[Records contained in a dataset]
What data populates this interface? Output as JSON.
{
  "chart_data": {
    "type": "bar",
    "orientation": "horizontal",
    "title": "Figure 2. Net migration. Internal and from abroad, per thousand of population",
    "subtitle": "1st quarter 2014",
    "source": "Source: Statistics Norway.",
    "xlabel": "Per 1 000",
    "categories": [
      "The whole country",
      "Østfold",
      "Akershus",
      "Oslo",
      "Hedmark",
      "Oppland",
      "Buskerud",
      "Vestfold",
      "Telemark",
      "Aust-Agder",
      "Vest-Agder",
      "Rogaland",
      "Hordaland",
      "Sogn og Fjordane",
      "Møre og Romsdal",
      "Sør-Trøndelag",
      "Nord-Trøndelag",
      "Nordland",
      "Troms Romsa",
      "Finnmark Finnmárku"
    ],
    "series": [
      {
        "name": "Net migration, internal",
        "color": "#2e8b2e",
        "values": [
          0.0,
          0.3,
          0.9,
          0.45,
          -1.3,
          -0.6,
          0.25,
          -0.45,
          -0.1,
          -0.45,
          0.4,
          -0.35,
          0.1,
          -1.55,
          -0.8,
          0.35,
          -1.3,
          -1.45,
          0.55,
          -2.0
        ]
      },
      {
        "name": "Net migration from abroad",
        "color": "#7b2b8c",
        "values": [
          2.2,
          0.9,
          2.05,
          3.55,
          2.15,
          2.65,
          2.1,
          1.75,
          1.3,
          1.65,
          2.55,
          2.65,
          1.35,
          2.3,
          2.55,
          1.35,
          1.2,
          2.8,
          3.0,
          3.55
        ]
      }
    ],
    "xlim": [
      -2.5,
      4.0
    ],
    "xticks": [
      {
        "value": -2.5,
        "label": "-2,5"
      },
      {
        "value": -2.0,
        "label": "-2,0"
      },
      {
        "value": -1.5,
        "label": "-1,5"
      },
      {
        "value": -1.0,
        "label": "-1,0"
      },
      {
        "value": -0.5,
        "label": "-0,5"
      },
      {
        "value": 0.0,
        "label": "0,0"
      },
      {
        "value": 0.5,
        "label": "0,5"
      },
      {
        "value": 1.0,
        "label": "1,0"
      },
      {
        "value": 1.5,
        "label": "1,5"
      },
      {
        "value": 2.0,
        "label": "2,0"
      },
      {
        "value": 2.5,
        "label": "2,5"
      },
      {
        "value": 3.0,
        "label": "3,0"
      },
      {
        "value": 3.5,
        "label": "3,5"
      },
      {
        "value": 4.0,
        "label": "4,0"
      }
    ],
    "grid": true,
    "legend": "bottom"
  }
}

→ WHAT THE TASK REQUIRES
Write every line of the material above again, exactly.

→ ANSWER BELOW
What data populates this interface? Output as JSON.
{
  "chart_data": {
    "type": "bar",
    "orientation": "horizontal",
    "title": "Figure 2. Net migration. Internal and from abroad, per thousand of population",
    "subtitle": "1st quarter 2014",
    "source": "Source: Statistics Norway.",
    "xlabel": "Per 1 000",
    "categories": [
      "The whole country",
      "Østfold",
      "Akershus",
      "Oslo",
      "Hedmark",
      "Oppland",
      "Buskerud",
      "Vestfold",
      "Telemark",
      "Aust-Agder",
      "Vest-Agder",
      "Rogaland",
      "Hordaland",
      "Sogn og Fjordane",
      "Møre og Romsdal",
      "Sør-Trøndelag",
      "Nord-Trøndelag",
      "Nordland",
      "Troms Romsa",
      "Finnmark Finnmárku"
    ],
    "series": [
      {
        "name": "Net migration, internal",
        "color": "#2e8b2e",
        "values": [
          0.0,
          0.3,
          0.9,
          0.45,
          -1.3,
          -0.6,
          0.25,
          -0.45,
          -0.1,
          -0.45,
          0.4,
          -0.35,
          0.1,
          -1.55,
          -0.8,
          0.35,
          -1.3,
          -1.45,
          0.55,
          -2.0
        ]
      },
      {
        "name": "Net migration from abroad",
        "color": "#7b2b8c",
        "values": [
          2.2,
          0.9,
          2.05,
          3.55,
          2.15,
          2.65,
          2.1,
          1.75,
          1.3,
          1.65,
          2.55,
          2.65,
          1.35,
          2.3,
          2.55,
          1.35,
          1.2,
          2.8,
          3.0,
          3.55
        ]
      }
    ],
    "xlim": [
      -2.5,
      4.0
    ],
    "xticks": [
      {
        "value": -2.5,
        "label": "-2,5"
      },
      {
        "value": -2.0,
        "label": "-2,0"
      },
      {
        "value": -1.5,
        "label": "-1,5"
      },
      {
        "value": -1.0,
        "label": "-1,0"
      },
      {
        "value": -0.5,
        "label": "-0,5"
      },
      {
        "value": 0.0,
        "label": "0,0"
      },
      {
        "value": 0.5,
        "label": "0,5"
      },
      {
        "value": 1.0,
        "label": "1,0"
      },
      {
        "value": 1.5,
        "label": "1,5"
      },
      {
        "value": 2.0,
        "label": "2,0"
      },
      {
        "value": 2.5,
        "label": "2,5"
      },
      {
        "value": 3.0,
        "label": "3,0"
      },
      {
        "value": 3.5,
        "label": "3,5"
      },
      {
        "value": 4.0,
        "label": "4,0"
      }
    ],
    "grid": true,
    "legend": "bottom"
  }
}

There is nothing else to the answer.